BEGIN Record extracts

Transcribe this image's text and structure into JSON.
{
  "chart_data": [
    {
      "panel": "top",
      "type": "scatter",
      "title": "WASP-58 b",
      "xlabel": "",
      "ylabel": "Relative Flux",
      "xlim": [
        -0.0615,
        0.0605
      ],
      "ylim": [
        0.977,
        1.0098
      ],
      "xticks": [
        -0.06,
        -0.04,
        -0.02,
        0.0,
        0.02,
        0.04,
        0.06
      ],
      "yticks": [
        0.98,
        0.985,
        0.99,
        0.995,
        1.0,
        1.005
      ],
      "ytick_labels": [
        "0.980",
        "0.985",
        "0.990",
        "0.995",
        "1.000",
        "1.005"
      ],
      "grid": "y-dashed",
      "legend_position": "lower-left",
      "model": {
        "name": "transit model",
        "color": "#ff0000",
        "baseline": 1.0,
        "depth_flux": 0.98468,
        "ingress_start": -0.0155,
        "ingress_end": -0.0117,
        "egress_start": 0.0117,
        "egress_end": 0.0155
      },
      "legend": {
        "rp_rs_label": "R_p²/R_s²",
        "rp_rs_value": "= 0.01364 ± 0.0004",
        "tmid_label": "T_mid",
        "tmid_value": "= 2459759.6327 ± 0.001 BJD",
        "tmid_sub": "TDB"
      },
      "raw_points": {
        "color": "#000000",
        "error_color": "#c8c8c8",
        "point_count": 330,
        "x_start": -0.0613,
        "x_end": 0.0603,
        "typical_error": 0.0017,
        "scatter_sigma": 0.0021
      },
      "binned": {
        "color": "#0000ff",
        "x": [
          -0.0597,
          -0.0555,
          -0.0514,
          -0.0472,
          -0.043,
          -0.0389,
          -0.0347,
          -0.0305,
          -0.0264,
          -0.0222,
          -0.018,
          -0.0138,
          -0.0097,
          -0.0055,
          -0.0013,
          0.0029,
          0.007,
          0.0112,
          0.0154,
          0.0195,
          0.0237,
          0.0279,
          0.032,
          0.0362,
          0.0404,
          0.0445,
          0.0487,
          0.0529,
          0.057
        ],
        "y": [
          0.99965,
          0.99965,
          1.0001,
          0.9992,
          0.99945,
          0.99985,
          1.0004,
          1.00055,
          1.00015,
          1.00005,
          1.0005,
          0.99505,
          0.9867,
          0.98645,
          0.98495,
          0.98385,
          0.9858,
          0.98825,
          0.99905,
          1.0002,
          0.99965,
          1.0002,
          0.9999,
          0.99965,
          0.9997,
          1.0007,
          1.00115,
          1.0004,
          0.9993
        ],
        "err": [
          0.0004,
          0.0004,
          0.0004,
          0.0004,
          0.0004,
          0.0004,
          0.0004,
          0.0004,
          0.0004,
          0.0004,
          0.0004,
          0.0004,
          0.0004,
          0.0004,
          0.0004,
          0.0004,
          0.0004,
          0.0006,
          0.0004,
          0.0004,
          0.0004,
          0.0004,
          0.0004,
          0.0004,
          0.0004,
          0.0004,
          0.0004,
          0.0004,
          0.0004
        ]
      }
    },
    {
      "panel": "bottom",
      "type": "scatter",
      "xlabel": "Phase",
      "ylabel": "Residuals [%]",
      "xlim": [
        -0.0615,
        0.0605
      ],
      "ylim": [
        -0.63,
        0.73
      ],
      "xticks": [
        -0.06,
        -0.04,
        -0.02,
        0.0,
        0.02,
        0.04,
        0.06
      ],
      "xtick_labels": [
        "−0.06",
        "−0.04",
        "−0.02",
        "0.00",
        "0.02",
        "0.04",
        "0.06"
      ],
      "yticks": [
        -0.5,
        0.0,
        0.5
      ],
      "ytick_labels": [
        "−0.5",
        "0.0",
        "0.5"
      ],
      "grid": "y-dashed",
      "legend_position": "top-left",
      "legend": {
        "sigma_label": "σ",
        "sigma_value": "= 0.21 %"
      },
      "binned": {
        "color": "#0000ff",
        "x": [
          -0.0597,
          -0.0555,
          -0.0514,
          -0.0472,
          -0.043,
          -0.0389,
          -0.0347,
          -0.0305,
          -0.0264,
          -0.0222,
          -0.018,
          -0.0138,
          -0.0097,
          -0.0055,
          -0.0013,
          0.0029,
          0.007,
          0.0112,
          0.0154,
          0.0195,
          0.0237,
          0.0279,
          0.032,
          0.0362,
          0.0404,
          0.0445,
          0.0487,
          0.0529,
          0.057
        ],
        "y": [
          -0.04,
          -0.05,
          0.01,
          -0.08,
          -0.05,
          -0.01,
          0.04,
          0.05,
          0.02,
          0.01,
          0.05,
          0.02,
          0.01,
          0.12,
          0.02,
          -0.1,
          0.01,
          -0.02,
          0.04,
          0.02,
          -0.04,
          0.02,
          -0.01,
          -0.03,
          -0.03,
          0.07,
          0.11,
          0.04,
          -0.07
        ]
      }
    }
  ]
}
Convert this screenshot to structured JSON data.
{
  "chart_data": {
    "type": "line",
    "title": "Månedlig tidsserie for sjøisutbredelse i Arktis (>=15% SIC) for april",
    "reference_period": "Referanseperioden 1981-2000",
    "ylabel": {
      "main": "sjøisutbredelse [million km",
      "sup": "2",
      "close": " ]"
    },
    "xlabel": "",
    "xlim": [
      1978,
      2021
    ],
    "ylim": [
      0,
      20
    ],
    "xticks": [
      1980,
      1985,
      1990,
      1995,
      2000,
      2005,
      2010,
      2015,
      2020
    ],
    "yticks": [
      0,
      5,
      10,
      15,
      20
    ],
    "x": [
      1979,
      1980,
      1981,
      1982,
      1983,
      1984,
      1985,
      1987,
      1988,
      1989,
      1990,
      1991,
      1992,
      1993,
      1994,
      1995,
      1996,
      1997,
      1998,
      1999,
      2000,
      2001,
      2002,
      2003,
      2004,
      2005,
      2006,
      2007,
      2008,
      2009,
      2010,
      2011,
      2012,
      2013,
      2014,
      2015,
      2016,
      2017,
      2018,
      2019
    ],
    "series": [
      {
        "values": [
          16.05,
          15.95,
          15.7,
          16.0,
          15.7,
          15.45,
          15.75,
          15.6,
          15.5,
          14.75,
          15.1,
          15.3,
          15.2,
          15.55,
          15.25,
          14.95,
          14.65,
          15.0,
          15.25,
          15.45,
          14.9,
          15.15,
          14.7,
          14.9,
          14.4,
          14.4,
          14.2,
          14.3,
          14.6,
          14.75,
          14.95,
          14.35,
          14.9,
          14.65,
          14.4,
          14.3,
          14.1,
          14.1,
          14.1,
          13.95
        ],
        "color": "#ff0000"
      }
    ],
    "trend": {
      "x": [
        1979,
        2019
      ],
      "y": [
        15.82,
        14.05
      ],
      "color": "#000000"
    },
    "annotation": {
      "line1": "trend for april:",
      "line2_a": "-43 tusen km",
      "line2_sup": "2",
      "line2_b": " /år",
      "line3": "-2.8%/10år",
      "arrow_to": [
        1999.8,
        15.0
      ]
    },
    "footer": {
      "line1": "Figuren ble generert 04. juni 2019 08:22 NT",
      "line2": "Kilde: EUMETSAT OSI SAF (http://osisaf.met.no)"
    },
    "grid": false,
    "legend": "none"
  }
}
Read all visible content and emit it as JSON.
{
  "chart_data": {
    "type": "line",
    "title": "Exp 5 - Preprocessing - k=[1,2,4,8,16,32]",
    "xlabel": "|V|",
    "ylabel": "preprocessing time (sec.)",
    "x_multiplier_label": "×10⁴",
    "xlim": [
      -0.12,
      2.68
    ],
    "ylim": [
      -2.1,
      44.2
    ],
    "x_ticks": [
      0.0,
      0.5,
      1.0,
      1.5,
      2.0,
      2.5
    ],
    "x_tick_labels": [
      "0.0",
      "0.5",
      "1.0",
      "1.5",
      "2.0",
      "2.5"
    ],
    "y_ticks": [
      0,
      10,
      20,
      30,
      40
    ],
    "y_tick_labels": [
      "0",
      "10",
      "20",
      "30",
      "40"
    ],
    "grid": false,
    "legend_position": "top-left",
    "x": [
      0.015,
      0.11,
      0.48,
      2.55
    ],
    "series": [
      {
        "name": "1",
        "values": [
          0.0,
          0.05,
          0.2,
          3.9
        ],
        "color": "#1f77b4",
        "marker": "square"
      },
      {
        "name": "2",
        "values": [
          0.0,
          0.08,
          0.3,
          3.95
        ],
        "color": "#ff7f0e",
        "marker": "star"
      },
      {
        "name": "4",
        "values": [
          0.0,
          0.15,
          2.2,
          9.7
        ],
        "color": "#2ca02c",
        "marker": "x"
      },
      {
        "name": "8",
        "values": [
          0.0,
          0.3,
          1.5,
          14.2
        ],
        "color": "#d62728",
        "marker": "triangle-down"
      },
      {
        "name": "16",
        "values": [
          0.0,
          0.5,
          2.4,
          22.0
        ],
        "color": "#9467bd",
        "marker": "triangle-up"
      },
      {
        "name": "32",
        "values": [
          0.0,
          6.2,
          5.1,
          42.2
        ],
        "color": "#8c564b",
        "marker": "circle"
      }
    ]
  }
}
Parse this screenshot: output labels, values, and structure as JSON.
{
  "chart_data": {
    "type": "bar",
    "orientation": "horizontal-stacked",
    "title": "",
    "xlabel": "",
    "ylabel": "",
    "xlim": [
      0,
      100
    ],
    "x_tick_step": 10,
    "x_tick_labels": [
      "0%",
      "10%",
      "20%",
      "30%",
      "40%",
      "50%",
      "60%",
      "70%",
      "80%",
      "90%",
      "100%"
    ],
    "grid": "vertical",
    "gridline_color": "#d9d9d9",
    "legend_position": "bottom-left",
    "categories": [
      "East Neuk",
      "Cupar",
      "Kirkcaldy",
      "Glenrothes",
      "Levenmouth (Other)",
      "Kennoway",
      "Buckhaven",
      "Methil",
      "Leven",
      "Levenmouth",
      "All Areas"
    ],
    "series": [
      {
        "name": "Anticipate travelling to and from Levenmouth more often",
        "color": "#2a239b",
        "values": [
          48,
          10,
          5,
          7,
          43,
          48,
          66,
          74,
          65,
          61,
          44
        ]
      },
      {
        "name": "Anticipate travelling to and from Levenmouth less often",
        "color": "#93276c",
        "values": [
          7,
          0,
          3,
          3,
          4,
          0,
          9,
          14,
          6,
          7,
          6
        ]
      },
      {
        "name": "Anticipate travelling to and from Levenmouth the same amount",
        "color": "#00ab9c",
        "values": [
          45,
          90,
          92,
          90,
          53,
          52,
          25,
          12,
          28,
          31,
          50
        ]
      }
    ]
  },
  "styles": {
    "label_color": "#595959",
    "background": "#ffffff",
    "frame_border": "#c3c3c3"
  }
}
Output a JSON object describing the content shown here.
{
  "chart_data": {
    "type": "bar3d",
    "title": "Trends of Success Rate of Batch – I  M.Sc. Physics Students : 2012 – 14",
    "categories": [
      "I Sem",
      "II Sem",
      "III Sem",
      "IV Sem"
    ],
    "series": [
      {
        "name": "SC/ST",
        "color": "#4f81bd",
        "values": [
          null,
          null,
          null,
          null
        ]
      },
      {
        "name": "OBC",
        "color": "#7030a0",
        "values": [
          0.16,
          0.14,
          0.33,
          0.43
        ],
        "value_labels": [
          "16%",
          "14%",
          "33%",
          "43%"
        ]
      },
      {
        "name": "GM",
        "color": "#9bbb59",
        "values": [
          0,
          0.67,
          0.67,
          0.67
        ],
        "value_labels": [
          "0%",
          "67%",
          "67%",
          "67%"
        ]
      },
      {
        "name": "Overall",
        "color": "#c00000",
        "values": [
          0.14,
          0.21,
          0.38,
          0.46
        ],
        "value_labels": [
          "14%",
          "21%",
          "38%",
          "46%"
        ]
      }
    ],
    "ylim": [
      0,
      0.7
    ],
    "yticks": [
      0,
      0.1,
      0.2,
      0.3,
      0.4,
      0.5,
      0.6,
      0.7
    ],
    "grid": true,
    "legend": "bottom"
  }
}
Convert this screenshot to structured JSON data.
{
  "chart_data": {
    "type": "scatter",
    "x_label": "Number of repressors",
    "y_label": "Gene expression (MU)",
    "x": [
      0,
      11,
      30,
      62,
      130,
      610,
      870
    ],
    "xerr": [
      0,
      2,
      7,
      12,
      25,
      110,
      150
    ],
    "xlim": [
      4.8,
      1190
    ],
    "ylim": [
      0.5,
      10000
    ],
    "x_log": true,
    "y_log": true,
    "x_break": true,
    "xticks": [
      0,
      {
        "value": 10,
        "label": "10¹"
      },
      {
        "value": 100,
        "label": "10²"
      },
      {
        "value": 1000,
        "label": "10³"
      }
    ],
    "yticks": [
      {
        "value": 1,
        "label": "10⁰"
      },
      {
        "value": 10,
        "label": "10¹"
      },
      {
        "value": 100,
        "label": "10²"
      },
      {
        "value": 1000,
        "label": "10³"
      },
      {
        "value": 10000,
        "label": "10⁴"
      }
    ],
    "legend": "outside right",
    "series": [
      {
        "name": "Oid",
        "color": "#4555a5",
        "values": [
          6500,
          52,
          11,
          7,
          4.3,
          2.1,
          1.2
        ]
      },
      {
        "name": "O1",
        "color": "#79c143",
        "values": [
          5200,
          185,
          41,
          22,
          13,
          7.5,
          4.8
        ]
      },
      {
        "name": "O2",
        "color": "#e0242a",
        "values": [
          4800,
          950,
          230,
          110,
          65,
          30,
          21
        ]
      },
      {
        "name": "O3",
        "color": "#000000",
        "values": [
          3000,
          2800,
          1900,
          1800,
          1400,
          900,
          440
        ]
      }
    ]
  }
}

END Record extracts

--- Task directions ---
Give the number of lines above in which the word "sjøisutbredelse" occurs, with nothing else.

--- The completed task ---
2